## START EXCERPTED DATA

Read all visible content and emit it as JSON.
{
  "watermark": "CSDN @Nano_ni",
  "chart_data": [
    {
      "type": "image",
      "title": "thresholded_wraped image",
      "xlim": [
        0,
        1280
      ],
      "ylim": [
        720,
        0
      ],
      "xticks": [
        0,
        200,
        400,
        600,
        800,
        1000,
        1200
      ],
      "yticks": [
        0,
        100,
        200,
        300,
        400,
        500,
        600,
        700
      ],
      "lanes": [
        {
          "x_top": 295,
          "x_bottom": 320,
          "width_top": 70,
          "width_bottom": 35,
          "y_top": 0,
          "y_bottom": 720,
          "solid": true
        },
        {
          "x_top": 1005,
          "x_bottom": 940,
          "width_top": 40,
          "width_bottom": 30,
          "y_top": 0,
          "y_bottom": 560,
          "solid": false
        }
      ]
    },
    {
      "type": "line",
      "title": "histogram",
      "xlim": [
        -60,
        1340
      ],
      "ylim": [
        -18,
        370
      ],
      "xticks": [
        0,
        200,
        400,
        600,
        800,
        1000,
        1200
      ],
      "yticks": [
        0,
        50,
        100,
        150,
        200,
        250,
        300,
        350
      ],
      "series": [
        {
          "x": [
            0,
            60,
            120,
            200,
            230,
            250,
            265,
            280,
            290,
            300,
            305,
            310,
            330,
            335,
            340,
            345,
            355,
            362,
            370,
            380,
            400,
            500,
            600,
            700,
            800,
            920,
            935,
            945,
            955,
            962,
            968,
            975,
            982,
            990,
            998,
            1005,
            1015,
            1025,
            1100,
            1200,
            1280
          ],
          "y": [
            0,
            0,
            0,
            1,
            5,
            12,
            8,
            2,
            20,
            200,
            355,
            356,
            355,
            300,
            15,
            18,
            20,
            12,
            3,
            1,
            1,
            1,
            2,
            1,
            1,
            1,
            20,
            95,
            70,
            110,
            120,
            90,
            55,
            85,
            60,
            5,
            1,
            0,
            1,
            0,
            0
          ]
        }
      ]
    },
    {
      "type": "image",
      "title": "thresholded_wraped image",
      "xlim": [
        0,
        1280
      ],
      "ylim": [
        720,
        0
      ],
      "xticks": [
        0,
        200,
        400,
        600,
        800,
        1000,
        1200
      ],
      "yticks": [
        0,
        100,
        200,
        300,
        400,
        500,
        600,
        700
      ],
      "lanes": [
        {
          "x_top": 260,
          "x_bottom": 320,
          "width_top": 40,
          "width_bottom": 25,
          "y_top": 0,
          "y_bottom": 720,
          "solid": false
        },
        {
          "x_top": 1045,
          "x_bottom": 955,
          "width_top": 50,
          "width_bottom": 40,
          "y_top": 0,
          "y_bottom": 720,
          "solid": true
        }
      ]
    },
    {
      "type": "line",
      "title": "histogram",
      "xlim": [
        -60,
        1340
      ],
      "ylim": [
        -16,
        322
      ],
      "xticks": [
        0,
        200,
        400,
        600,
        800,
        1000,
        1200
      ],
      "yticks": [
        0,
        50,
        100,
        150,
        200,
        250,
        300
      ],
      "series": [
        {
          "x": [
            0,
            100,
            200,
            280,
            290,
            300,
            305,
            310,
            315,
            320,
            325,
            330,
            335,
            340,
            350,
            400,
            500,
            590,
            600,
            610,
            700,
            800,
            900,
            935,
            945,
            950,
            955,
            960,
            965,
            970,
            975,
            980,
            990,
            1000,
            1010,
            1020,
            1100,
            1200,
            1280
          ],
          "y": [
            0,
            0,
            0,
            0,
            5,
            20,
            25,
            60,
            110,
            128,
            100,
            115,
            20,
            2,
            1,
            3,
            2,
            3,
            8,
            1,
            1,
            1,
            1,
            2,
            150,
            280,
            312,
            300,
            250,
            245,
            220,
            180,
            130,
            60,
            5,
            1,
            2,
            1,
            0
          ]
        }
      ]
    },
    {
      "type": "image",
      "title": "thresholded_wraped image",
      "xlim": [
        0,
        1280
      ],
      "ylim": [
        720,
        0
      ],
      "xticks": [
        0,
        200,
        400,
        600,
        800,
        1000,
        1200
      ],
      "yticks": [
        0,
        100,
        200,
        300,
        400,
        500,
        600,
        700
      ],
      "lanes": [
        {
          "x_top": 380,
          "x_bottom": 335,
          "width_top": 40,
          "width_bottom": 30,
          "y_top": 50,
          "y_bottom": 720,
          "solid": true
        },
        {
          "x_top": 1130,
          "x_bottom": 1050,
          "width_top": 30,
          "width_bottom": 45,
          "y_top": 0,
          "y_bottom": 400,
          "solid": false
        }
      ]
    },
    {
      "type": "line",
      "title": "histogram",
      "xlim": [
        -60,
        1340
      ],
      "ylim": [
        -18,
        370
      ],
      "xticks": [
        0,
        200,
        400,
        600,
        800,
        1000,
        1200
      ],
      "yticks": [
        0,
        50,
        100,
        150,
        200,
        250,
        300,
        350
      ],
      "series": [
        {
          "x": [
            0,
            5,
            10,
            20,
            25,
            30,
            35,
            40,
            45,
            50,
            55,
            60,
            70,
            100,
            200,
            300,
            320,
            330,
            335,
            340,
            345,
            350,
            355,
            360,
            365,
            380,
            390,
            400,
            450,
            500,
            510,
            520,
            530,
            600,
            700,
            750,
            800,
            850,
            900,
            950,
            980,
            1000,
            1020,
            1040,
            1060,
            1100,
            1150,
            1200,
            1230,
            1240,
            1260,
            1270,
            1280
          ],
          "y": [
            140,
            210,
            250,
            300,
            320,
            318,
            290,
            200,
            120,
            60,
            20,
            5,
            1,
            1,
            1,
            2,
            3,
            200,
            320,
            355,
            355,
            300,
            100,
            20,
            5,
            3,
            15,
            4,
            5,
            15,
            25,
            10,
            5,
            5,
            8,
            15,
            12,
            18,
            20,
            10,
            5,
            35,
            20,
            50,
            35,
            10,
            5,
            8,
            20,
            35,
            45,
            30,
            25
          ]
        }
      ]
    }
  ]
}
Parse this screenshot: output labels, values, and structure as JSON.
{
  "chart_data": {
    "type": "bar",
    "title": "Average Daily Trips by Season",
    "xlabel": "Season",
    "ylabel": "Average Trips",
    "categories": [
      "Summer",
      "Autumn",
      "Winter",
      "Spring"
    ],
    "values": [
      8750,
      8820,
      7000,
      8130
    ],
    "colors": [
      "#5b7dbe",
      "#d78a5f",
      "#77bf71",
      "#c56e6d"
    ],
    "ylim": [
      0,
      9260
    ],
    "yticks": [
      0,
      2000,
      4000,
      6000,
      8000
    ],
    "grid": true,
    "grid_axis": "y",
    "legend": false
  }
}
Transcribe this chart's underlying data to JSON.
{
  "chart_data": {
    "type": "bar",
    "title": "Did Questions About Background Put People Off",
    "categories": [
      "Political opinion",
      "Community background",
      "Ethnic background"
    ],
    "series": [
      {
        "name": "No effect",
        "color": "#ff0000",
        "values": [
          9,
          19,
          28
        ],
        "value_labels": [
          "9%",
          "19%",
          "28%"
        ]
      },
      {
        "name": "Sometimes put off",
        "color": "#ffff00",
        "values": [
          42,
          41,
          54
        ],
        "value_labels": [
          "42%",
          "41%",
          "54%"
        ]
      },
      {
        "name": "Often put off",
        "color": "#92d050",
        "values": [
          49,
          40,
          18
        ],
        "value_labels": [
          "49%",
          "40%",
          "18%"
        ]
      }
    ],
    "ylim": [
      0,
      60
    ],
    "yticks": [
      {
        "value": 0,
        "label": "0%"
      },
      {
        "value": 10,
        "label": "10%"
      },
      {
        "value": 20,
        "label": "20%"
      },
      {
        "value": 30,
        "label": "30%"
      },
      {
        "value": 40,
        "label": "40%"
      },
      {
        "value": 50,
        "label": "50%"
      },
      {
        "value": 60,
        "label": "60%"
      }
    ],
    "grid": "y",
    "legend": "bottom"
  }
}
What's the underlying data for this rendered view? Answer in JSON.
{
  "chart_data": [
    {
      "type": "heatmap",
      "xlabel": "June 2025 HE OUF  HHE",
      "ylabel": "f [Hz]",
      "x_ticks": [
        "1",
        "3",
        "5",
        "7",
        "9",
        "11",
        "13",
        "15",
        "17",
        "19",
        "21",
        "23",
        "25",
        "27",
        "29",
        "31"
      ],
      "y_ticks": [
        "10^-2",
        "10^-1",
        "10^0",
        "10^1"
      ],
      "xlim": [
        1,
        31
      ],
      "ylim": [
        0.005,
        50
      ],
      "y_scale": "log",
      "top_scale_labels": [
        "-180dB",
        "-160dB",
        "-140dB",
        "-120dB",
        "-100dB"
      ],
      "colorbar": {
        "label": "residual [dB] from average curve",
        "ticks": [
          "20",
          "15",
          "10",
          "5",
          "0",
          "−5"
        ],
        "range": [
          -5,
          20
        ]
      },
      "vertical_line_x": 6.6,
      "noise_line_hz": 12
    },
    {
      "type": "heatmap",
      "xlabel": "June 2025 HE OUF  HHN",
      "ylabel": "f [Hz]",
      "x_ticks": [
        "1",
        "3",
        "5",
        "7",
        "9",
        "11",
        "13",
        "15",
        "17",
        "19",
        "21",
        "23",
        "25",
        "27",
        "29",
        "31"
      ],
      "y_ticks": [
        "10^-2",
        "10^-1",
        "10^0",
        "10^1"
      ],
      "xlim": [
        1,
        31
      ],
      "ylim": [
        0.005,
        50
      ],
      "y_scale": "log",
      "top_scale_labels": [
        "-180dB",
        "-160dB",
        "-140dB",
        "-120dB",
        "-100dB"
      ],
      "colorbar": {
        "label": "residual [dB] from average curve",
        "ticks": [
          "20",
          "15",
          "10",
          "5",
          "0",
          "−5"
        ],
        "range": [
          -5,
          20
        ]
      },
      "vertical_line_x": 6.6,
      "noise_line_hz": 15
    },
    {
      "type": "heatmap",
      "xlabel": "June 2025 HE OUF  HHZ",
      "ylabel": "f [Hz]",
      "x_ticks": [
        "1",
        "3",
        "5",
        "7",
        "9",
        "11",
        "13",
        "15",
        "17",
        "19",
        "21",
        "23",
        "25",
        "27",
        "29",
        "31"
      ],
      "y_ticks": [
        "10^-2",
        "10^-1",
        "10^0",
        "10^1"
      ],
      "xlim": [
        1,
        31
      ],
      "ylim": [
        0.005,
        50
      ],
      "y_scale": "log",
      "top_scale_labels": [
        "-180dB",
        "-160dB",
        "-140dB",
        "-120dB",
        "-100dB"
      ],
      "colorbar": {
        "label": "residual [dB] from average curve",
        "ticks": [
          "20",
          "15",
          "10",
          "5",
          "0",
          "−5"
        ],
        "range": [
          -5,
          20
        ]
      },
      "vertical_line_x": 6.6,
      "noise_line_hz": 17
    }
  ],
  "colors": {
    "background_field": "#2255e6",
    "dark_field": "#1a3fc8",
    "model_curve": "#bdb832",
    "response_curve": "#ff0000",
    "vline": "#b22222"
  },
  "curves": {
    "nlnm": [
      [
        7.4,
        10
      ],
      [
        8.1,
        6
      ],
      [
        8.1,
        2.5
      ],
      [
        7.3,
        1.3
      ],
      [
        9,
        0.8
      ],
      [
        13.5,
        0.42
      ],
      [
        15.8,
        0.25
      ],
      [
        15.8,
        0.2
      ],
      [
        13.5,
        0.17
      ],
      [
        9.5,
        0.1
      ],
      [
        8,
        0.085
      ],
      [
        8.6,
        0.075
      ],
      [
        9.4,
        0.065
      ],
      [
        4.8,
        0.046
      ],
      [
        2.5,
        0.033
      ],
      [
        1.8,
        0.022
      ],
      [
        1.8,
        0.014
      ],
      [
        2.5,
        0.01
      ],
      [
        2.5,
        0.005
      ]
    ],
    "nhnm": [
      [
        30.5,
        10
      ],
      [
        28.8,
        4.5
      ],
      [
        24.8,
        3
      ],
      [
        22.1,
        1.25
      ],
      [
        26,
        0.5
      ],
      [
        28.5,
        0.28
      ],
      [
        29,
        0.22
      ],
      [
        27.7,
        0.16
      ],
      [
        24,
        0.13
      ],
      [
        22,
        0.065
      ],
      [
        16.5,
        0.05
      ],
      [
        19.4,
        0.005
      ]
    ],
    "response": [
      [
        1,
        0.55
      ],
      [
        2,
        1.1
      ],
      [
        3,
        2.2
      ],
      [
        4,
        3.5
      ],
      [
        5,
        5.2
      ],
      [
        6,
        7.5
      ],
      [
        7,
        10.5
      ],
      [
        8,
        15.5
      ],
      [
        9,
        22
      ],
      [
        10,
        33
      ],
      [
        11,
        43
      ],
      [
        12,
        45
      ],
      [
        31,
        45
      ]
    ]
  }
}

## END EXCERPTED DATA

▶ **SET EXERCISE**:
Select all lines in the listing that include the word "underlying".

▶ **SOLUTION**:
Transcribe this chart's underlying data to JSON.
What's the underlying data for this rendered view? Answer in JSON.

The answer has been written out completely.